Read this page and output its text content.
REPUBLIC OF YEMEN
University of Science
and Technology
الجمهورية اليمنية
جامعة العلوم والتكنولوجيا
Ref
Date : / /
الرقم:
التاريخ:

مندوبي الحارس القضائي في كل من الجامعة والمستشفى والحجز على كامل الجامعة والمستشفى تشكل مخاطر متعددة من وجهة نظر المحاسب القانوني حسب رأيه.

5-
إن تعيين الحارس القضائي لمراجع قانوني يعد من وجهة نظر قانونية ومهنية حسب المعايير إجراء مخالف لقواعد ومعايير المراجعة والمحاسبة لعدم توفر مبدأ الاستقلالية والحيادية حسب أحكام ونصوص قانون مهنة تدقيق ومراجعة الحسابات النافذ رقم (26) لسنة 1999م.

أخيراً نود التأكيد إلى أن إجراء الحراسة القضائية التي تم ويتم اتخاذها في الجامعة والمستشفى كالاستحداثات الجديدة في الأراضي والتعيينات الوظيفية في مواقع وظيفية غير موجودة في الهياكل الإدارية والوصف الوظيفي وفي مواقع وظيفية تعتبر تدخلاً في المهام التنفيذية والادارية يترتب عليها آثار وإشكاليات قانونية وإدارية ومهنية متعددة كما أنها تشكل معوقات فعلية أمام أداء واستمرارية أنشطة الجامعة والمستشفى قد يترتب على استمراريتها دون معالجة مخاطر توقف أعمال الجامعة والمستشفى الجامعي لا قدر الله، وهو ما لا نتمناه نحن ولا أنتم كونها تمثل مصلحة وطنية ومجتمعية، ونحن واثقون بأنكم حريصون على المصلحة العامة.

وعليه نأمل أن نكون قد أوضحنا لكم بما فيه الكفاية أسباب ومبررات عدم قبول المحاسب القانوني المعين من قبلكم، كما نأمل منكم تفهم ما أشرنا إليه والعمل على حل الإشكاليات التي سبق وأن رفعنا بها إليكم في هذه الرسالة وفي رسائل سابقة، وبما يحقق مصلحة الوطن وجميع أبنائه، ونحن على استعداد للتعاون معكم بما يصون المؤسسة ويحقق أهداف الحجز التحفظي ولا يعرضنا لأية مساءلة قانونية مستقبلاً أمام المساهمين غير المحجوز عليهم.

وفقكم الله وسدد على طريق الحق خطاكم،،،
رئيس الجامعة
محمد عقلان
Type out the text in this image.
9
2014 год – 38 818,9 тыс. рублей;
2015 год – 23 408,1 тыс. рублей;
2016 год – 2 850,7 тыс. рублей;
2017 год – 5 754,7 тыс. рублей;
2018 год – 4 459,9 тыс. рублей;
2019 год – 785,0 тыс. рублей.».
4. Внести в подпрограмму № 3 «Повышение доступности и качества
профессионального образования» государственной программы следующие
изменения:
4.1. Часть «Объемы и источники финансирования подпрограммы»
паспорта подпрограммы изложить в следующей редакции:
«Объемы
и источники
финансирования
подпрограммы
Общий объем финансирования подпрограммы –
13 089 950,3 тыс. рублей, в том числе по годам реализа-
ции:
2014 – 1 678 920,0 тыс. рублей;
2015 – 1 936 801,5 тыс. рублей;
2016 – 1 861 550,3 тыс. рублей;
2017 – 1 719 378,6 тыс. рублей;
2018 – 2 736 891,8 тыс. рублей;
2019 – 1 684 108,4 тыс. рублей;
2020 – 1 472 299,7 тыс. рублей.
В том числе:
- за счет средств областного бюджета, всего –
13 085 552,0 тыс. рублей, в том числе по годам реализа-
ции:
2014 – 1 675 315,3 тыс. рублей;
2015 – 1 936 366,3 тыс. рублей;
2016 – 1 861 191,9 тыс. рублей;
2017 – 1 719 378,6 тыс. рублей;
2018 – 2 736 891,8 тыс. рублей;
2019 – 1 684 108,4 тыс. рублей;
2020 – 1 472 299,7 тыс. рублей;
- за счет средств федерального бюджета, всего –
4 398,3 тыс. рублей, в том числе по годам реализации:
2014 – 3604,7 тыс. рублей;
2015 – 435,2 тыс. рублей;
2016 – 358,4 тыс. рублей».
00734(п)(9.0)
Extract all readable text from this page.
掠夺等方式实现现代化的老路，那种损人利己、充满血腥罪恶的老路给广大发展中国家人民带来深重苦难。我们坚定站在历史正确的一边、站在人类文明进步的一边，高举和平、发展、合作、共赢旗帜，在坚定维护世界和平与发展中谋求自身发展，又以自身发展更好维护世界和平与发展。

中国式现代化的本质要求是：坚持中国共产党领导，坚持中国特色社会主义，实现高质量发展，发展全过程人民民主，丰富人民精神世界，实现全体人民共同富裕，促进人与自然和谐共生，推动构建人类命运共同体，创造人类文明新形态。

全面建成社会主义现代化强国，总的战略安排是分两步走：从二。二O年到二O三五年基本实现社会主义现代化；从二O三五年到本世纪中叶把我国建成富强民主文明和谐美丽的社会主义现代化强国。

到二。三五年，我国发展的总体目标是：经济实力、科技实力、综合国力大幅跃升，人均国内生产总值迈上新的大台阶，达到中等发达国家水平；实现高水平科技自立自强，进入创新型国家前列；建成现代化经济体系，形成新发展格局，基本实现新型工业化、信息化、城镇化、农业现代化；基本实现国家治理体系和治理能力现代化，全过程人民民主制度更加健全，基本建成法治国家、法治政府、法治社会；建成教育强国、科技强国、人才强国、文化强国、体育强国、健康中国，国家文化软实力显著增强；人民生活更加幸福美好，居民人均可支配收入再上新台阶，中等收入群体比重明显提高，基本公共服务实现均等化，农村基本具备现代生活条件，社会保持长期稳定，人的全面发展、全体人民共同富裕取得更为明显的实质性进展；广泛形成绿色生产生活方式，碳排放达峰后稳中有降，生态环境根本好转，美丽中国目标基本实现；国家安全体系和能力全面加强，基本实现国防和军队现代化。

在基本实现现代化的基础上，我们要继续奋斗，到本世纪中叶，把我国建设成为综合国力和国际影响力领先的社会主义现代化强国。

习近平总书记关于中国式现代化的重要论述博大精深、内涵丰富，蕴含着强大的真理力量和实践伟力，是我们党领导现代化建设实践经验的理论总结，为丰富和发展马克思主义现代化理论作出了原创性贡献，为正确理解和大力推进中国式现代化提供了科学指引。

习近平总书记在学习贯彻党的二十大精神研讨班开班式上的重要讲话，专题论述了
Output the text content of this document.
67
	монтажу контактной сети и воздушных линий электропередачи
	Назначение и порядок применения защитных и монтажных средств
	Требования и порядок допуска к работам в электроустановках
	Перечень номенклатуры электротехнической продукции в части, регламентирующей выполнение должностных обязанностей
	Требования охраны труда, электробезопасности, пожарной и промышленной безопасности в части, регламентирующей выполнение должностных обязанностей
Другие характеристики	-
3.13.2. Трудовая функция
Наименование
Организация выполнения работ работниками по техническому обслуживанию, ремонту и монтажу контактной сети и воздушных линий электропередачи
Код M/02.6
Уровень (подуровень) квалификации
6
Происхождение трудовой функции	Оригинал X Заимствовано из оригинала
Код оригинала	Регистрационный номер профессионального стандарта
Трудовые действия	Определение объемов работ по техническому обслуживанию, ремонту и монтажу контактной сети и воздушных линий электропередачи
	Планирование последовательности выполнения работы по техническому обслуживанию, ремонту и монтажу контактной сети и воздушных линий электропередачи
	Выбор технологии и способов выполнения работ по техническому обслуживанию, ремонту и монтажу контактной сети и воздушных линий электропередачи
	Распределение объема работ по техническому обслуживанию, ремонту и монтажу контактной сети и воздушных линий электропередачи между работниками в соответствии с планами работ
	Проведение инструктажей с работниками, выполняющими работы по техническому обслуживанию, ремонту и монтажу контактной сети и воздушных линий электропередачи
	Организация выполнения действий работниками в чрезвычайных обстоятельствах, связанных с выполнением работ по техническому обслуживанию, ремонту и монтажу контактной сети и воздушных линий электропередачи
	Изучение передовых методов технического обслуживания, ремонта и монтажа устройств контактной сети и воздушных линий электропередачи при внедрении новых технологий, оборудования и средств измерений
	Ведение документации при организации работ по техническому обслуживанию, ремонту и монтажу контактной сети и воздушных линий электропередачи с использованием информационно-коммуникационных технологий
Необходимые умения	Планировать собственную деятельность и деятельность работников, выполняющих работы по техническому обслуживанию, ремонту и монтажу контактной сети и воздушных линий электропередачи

::::

Scan the material and collect every line that contains "средств".

**Response below:**
- за счет средств областного бюджета, всего –
- за счет средств федерального бюджета, всего –
	Назначение и порядок применения защитных и монтажных средств
	Изучение передовых методов технического обслуживания, ремонта и монтажа устройств контактной сети и воздушных линий электропередачи при внедрении новых технологий, оборудования и средств измерений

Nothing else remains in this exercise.